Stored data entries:
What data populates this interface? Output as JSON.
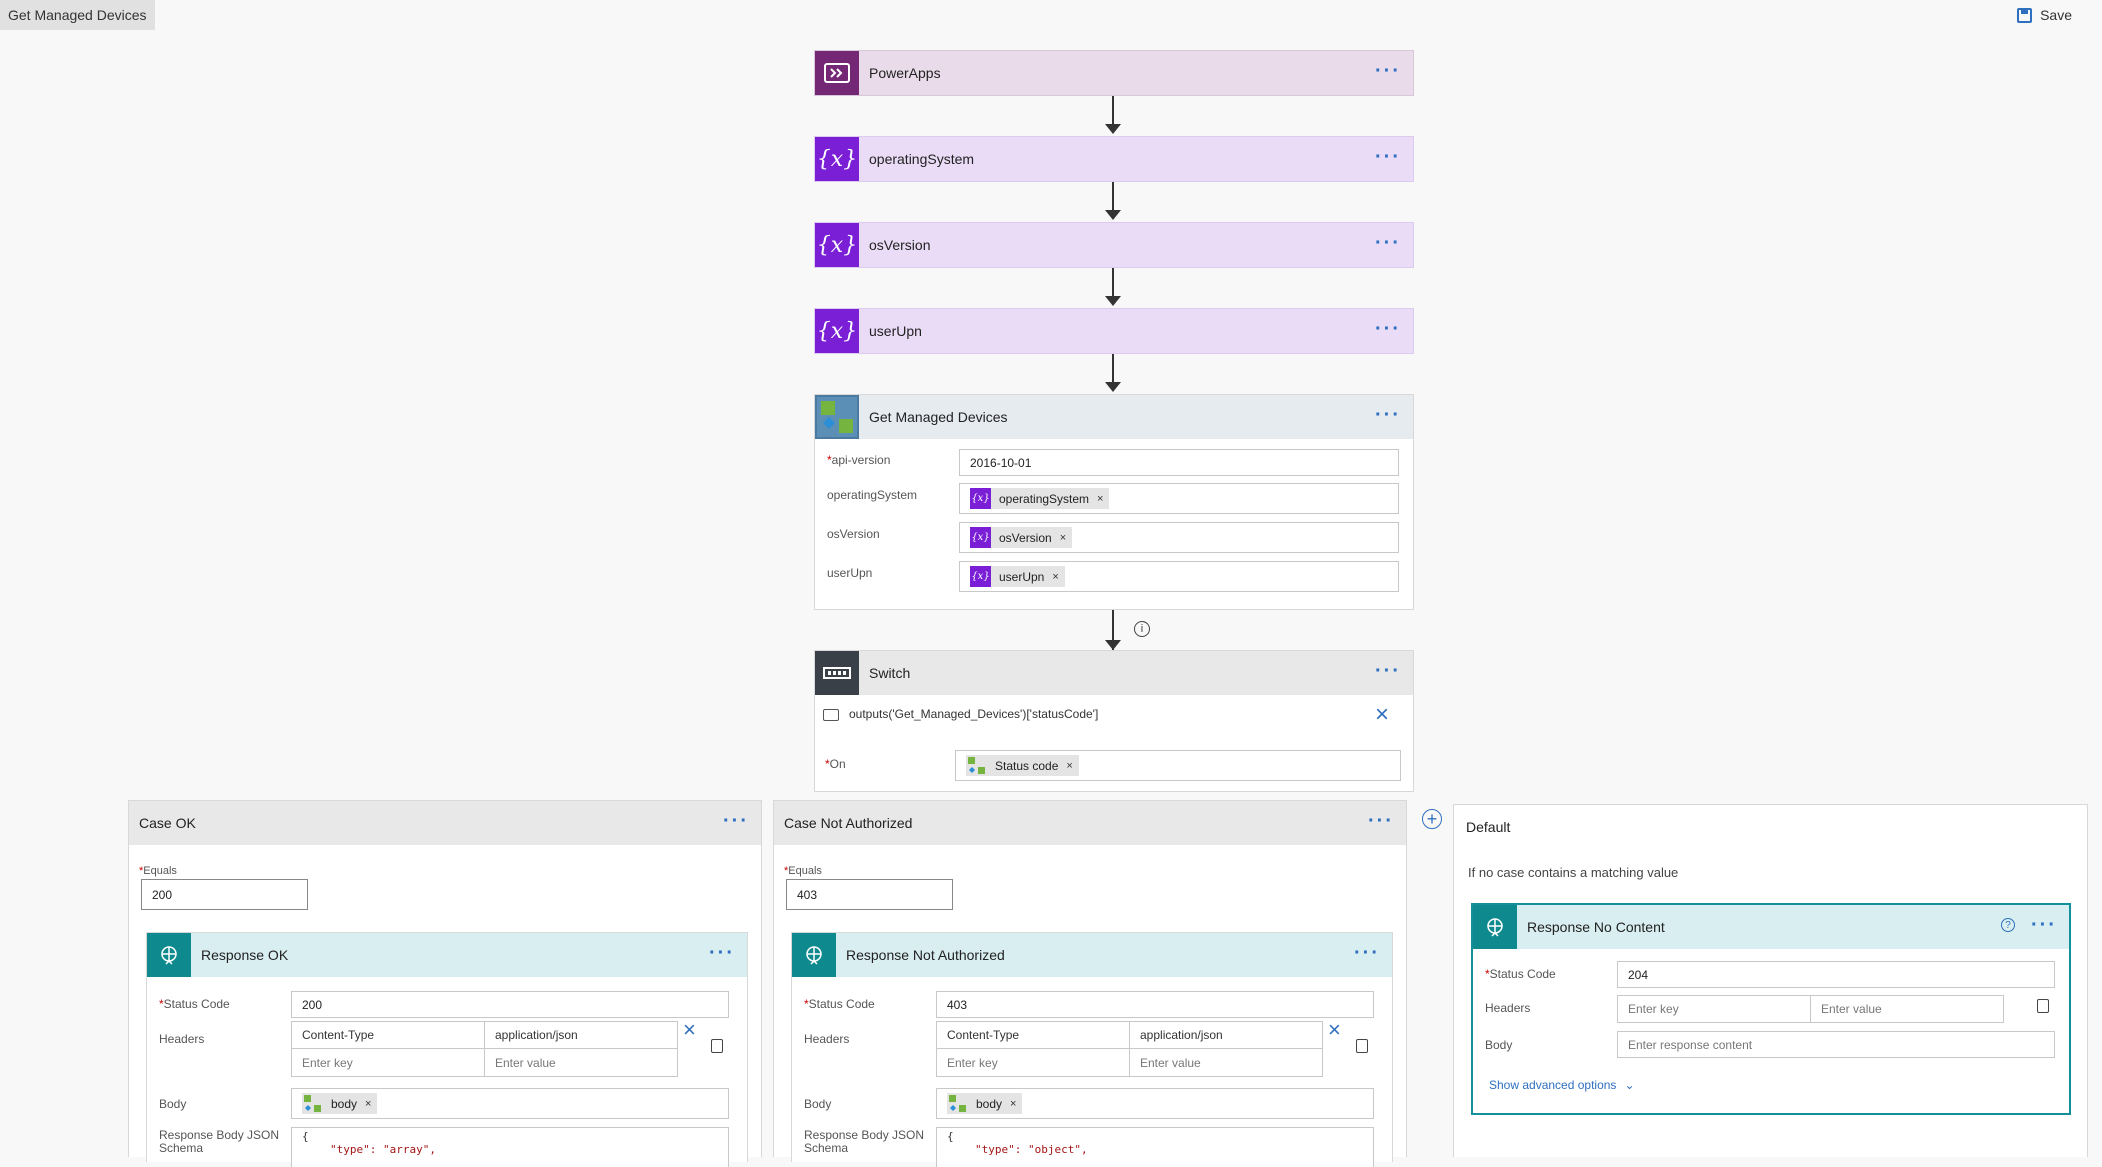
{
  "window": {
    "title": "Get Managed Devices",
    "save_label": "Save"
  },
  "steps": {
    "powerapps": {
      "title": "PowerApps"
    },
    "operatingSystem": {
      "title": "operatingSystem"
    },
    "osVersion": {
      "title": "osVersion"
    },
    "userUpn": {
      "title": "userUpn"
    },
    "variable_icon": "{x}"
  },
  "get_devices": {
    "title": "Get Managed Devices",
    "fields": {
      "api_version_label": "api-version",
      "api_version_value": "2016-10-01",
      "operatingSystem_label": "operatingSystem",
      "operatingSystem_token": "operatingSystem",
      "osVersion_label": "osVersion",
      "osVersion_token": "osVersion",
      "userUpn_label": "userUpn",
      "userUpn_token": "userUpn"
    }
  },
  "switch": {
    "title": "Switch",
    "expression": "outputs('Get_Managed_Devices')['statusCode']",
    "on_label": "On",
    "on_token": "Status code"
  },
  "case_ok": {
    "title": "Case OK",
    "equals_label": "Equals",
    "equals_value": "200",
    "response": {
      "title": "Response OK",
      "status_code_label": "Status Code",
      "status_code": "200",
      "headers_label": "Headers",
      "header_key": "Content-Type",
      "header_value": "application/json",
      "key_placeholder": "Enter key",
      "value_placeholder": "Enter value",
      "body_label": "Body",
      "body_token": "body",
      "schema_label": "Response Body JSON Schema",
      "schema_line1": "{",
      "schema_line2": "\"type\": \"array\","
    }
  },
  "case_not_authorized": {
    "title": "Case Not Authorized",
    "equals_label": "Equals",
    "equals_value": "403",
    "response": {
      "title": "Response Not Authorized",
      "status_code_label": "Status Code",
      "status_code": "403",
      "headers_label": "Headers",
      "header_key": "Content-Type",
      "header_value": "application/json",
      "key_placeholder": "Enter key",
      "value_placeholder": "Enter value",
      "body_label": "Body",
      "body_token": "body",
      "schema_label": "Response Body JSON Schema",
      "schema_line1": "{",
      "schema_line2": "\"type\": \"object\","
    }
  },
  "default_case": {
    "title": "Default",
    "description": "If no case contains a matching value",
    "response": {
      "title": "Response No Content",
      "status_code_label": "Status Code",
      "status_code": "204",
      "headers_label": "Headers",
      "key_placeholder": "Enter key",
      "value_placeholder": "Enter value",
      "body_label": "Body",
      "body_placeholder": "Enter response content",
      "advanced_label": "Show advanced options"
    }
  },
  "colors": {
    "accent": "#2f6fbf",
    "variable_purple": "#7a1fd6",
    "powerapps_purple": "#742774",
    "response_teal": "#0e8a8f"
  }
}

* * *

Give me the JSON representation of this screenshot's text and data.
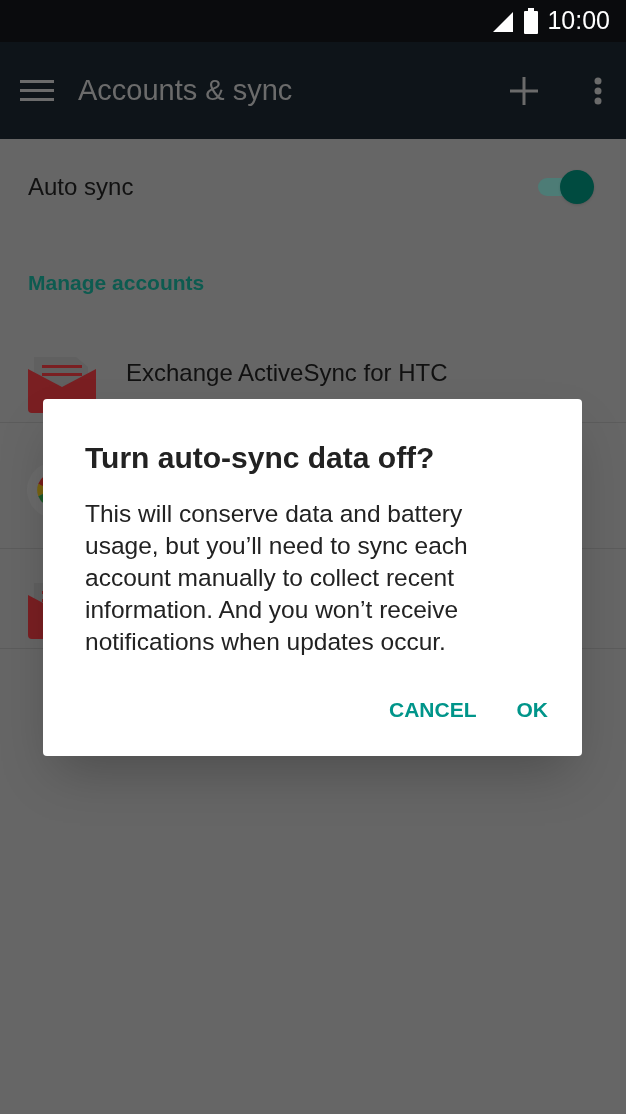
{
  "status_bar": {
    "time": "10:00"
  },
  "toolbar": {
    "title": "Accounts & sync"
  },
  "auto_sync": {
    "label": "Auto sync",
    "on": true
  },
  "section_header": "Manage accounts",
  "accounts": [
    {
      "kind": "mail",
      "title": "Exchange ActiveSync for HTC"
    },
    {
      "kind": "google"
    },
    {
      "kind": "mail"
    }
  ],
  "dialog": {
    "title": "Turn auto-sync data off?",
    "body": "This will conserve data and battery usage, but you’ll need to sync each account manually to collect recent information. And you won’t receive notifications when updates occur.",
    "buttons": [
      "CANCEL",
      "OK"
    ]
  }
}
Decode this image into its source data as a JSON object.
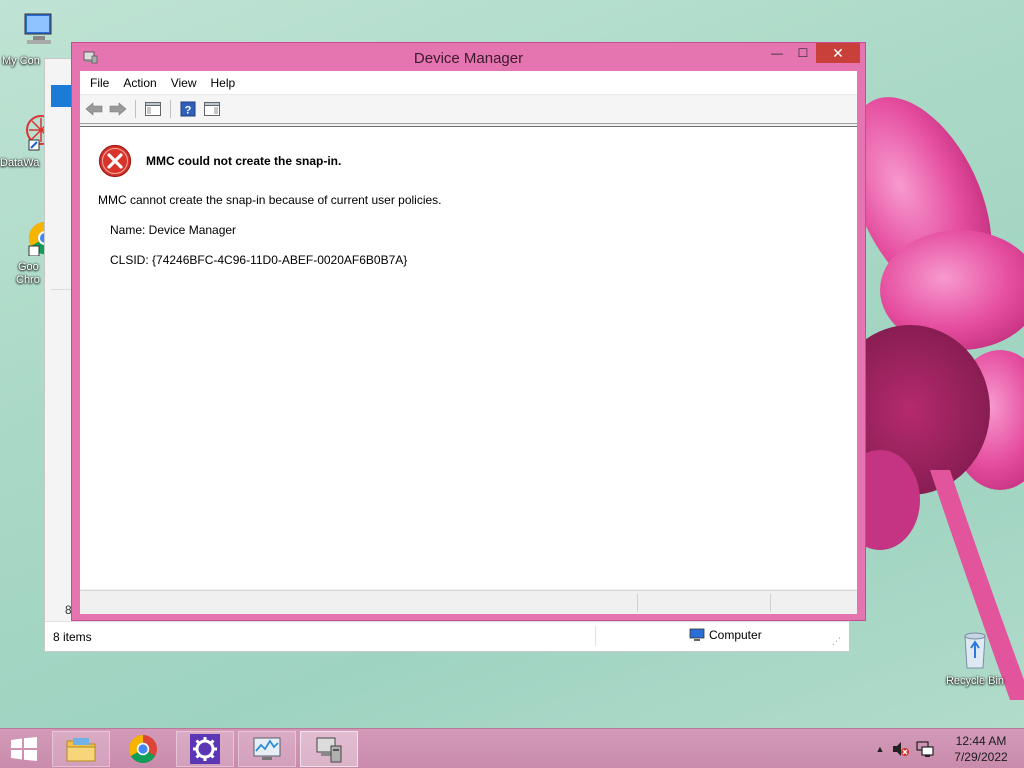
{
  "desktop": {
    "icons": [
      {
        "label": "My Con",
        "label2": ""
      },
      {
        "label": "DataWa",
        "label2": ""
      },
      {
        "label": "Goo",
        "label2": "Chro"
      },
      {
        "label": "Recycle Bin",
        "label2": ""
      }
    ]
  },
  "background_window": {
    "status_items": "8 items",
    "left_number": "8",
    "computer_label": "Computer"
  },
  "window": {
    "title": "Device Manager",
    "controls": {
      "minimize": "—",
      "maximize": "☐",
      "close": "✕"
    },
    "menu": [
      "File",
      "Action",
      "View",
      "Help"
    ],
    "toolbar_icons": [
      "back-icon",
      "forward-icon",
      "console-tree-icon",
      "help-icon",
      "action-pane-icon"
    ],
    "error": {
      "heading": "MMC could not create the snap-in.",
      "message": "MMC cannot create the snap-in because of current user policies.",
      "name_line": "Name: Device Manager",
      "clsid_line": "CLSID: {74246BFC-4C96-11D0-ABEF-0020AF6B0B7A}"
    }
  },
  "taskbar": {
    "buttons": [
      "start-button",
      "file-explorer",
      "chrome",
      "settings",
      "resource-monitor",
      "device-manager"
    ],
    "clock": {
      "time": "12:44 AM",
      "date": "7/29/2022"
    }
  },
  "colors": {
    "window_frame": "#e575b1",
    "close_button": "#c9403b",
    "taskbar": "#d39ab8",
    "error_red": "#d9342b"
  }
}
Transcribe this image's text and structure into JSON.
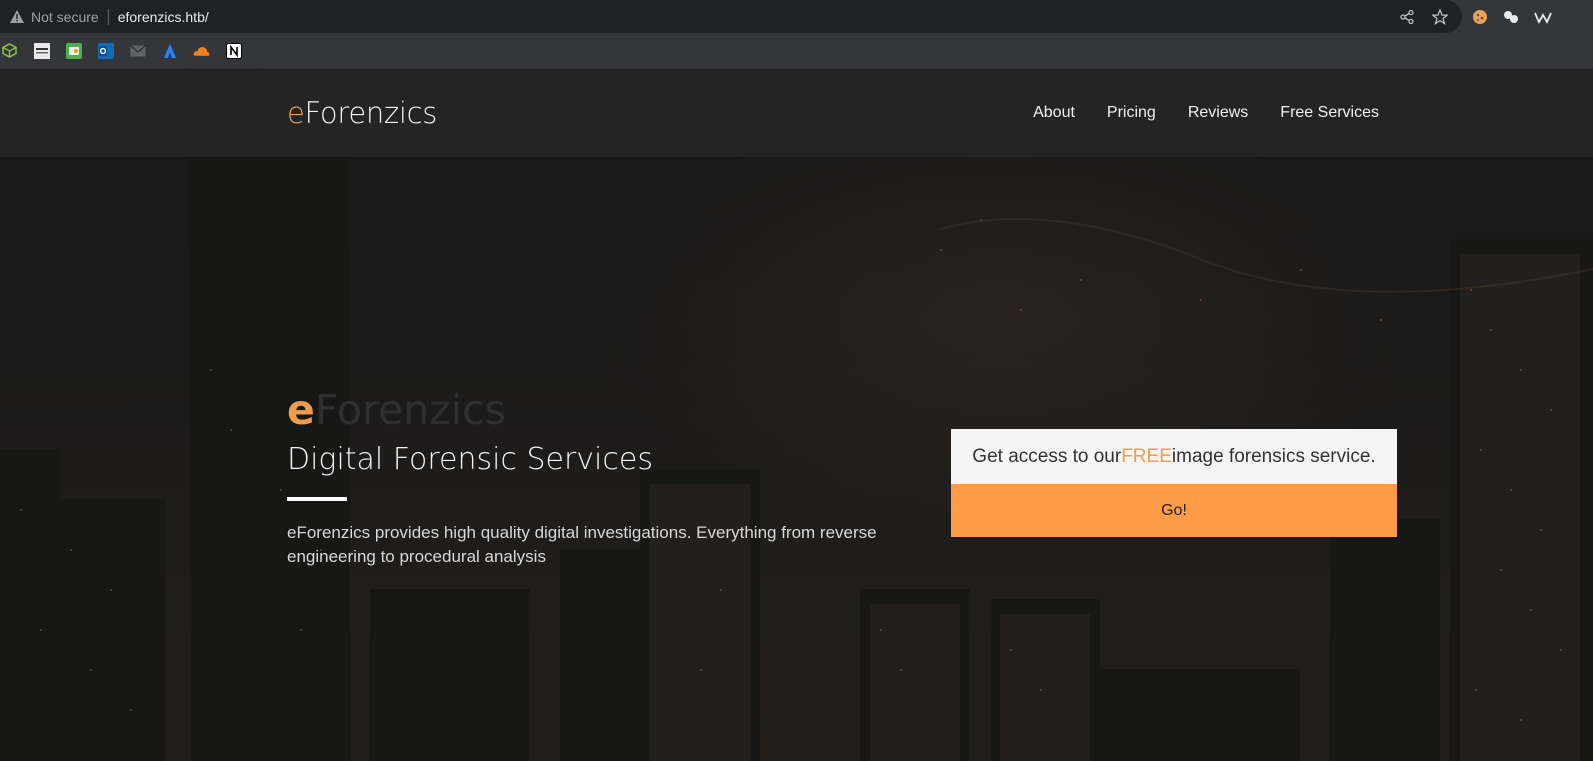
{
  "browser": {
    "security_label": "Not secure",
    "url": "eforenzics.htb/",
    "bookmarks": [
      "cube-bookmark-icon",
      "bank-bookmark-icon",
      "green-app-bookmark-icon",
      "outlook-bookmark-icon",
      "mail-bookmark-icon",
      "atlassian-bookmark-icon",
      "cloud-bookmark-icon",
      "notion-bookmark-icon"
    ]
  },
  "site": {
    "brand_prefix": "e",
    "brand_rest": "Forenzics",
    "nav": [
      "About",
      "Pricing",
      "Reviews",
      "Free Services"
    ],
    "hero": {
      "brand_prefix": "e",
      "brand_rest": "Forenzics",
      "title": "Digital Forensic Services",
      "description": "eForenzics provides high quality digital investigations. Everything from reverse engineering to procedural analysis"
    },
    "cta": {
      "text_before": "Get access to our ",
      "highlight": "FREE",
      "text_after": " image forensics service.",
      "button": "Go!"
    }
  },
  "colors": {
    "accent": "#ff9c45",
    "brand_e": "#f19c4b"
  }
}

--

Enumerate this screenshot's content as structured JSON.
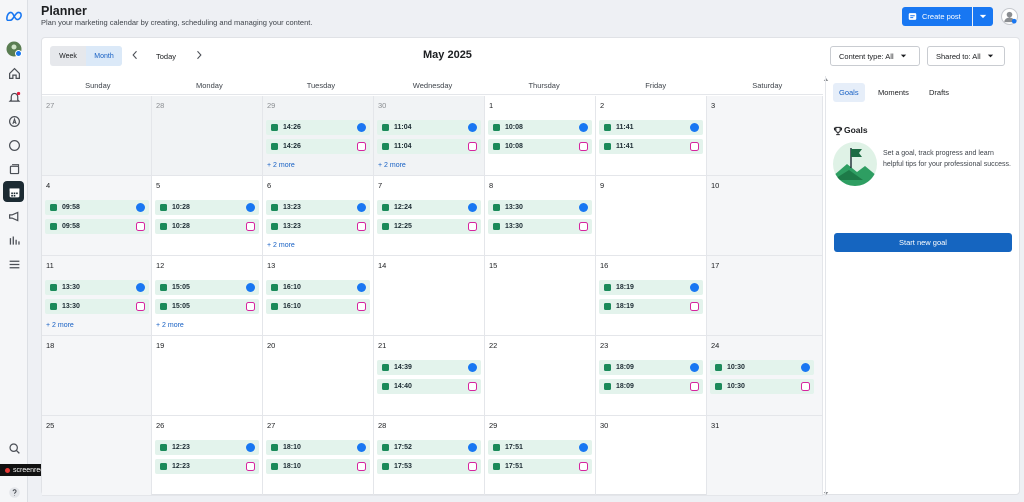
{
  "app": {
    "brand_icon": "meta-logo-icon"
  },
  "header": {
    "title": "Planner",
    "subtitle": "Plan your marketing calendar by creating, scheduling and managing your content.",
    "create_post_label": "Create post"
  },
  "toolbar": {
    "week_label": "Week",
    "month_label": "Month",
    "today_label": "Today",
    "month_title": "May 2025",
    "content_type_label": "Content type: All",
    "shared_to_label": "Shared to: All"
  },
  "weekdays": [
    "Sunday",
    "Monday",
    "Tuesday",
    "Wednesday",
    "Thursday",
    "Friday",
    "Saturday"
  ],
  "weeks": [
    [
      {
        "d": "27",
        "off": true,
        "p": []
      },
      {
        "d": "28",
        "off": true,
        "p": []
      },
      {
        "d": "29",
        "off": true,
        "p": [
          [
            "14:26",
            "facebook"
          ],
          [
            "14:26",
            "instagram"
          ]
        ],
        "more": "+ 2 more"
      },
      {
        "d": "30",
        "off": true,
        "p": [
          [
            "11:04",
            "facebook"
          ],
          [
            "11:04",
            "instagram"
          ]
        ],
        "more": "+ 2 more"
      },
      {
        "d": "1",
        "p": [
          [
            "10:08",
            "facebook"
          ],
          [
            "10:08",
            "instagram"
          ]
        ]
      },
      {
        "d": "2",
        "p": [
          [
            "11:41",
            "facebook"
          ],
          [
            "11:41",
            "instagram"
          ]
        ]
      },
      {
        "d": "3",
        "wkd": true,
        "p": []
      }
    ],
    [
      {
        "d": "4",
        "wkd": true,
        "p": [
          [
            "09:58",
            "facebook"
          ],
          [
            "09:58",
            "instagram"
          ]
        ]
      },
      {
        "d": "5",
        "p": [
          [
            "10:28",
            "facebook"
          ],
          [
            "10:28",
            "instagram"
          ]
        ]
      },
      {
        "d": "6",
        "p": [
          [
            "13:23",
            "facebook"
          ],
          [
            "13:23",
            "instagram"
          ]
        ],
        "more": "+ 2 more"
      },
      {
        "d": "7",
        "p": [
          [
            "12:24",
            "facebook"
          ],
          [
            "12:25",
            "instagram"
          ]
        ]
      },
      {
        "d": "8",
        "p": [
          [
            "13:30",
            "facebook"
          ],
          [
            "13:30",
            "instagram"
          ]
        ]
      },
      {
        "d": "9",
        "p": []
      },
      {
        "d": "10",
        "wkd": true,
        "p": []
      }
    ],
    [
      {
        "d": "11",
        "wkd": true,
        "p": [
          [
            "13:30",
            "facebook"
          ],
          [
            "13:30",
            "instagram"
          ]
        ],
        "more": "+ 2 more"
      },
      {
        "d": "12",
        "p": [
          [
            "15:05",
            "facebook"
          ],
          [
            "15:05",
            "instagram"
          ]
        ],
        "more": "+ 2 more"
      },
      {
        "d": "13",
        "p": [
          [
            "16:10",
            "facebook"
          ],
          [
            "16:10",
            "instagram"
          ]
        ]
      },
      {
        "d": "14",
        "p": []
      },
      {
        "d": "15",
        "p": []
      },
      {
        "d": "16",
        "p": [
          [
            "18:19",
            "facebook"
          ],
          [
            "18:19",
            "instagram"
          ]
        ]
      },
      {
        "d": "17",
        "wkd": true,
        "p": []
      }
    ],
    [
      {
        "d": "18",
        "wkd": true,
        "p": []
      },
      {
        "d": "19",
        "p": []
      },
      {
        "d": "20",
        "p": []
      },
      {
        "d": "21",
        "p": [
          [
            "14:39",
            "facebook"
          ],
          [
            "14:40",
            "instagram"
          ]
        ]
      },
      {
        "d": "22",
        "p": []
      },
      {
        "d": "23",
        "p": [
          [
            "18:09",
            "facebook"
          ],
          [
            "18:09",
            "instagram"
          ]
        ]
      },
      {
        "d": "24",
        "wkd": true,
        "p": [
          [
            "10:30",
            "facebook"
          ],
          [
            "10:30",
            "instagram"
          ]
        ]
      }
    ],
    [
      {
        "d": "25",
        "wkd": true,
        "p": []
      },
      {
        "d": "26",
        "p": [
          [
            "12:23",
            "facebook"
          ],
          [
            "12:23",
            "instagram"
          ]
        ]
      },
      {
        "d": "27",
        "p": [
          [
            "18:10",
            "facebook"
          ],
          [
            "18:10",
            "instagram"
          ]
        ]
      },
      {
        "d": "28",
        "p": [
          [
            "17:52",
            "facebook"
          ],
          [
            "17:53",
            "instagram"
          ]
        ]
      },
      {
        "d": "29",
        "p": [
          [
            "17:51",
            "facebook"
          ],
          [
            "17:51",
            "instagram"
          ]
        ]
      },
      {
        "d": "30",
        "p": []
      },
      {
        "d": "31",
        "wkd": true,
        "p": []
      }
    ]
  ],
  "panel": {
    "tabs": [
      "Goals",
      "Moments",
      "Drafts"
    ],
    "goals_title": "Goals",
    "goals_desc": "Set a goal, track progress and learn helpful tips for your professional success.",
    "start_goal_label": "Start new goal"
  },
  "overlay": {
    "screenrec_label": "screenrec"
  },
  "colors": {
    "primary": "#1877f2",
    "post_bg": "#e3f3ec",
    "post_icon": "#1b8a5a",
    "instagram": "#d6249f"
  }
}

## WHAT TO DO
Find all lines holding the string "object" and copy them.

## OUTPUT
      "schema_line2": "\"type\": \"object\","
Decode this image into its source data as a JSON object.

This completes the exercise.